Description of the task -
Provide the count of lines that hold "conscientious" and no other output.

○ ○ ○

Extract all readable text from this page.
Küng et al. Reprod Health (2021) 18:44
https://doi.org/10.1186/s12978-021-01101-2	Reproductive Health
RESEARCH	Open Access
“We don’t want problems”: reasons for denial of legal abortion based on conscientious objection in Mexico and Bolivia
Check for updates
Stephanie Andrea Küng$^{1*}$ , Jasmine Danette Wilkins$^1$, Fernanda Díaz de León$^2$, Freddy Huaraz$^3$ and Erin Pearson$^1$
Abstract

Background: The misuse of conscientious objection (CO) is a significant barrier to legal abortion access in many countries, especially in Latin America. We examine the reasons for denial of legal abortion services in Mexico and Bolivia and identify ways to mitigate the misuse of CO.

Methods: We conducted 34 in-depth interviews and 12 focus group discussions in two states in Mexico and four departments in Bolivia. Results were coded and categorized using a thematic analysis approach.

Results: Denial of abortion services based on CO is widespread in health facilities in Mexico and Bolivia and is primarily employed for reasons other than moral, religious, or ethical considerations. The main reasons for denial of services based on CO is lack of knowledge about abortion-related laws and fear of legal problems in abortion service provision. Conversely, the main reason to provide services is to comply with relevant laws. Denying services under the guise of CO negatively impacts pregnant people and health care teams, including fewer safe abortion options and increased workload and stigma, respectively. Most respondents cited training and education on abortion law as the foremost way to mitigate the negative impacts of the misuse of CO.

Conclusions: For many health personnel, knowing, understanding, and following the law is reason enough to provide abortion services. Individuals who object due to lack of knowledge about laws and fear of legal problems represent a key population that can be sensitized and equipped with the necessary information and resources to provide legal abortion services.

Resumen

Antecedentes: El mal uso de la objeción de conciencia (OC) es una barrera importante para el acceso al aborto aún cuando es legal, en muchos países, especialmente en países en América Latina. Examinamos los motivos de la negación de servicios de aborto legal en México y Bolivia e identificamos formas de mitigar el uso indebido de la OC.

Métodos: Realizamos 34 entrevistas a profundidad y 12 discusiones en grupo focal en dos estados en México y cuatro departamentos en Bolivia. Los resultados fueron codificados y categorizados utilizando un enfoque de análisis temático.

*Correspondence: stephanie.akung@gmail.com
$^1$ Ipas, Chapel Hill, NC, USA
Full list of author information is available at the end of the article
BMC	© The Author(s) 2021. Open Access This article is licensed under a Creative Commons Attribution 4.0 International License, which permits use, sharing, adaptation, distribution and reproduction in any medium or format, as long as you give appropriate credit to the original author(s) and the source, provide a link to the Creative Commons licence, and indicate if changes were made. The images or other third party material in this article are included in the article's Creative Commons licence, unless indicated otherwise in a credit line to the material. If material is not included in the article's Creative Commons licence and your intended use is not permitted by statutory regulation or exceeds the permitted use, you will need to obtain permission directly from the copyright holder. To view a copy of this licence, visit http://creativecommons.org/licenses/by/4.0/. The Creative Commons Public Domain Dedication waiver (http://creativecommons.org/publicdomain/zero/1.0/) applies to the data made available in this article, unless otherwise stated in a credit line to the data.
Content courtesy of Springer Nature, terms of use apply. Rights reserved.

○ ○ ○

The result -
2